**Task prompt**
Please transcribe the data that follows without the pictures, keeping every word the same.

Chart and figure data
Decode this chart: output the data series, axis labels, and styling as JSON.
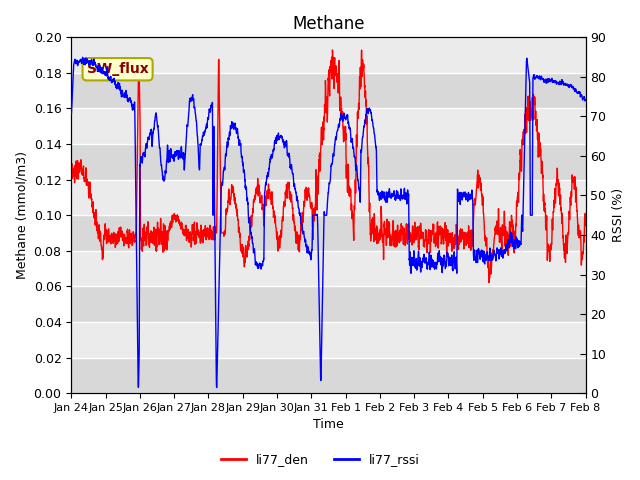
{
  "title": "Methane",
  "xlabel": "Time",
  "ylabel_left": "Methane (mmol/m3)",
  "ylabel_right": "RSSI (%)",
  "ylim_left": [
    0.0,
    0.2
  ],
  "ylim_right": [
    0,
    90
  ],
  "yticks_left": [
    0.0,
    0.02,
    0.04,
    0.06,
    0.08,
    0.1,
    0.12,
    0.14,
    0.16,
    0.18,
    0.2
  ],
  "yticks_right": [
    0,
    10,
    20,
    30,
    40,
    50,
    60,
    70,
    80,
    90
  ],
  "xtick_labels": [
    "Jan 24",
    "Jan 25",
    "Jan 26",
    "Jan 27",
    "Jan 28",
    "Jan 29",
    "Jan 30",
    "Jan 31",
    "Feb 1",
    "Feb 2",
    "Feb 3",
    "Feb 4",
    "Feb 5",
    "Feb 6",
    "Feb 7",
    "Feb 8"
  ],
  "legend_labels": [
    "li77_den",
    "li77_rssi"
  ],
  "line_colors": [
    "red",
    "blue"
  ],
  "annotation_text": "SW_flux",
  "annotation_bg": "#ffffcc",
  "annotation_border": "#aaaa00",
  "annotation_text_color": "#880000",
  "background_color": "#e8e8e8",
  "band_color_light": "#ebebeb",
  "band_color_dark": "#d8d8d8",
  "grid_color": "#ffffff",
  "title_fontsize": 12,
  "axis_fontsize": 9,
  "tick_fontsize": 9
}
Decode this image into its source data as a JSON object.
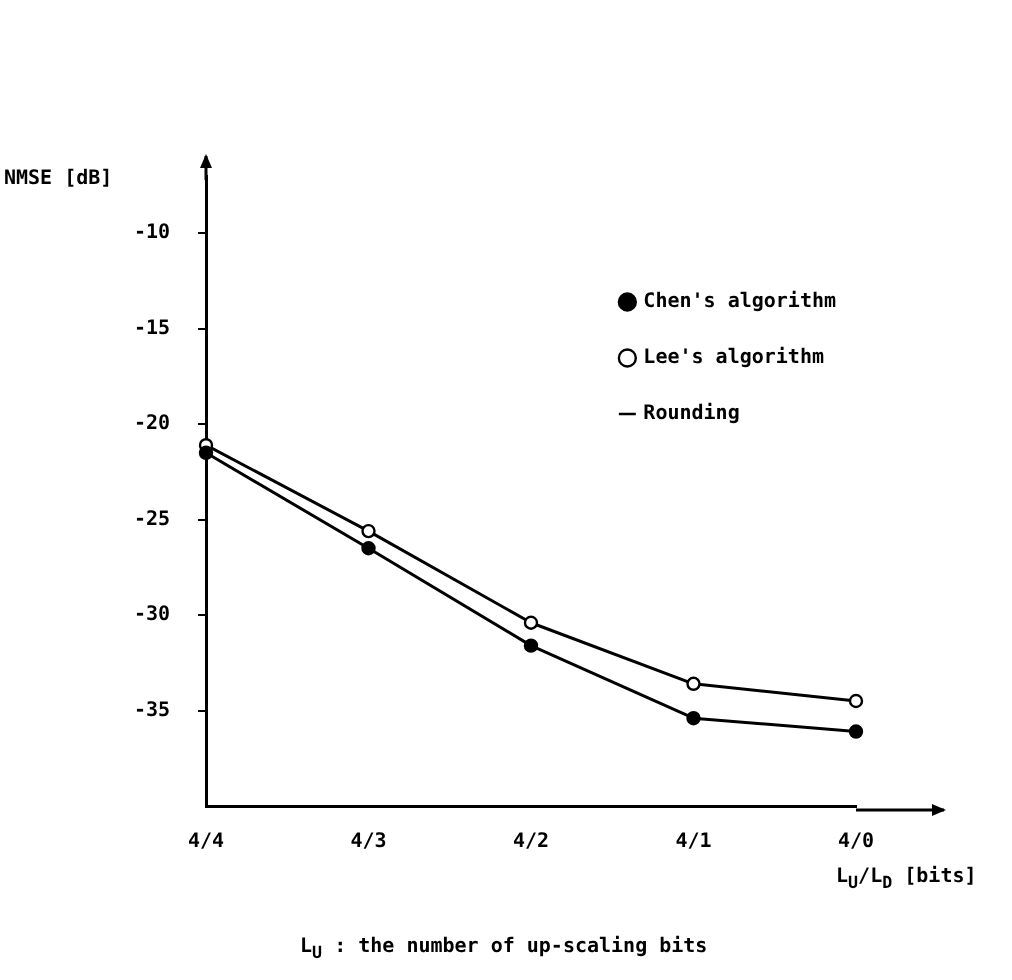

**Output below**
Decode this chart: output the data series, axis labels, and styling as JSON.
{
  "title": "Methane",
  "xlabel": "Time",
  "ylabel_left": "Methane (mmol/m3)",
  "ylabel_right": "RSSI (%)",
  "ylim_left": [
    0.0,
    0.2
  ],
  "ylim_right": [
    0,
    90
  ],
  "yticks_left": [
    0.0,
    0.02,
    0.04,
    0.06,
    0.08,
    0.1,
    0.12,
    0.14,
    0.16,
    0.18,
    0.2
  ],
  "yticks_right": [
    0,
    10,
    20,
    30,
    40,
    50,
    60,
    70,
    80,
    90
  ],
  "xtick_labels": [
    "Jan 24",
    "Jan 25",
    "Jan 26",
    "Jan 27",
    "Jan 28",
    "Jan 29",
    "Jan 30",
    "Jan 31",
    "Feb 1",
    "Feb 2",
    "Feb 3",
    "Feb 4",
    "Feb 5",
    "Feb 6",
    "Feb 7",
    "Feb 8"
  ],
  "legend_labels": [
    "li77_den",
    "li77_rssi"
  ],
  "line_colors": [
    "red",
    "blue"
  ],
  "annotation_text": "SW_flux",
  "annotation_bg": "#ffffcc",
  "annotation_border": "#aaaa00",
  "annotation_text_color": "#880000",
  "background_color": "#e8e8e8",
  "band_color_light": "#ebebeb",
  "band_color_dark": "#d8d8d8",
  "grid_color": "#ffffff",
  "title_fontsize": 12,
  "axis_fontsize": 9,
  "tick_fontsize": 9
}
Decode this image into its source data as a JSON object.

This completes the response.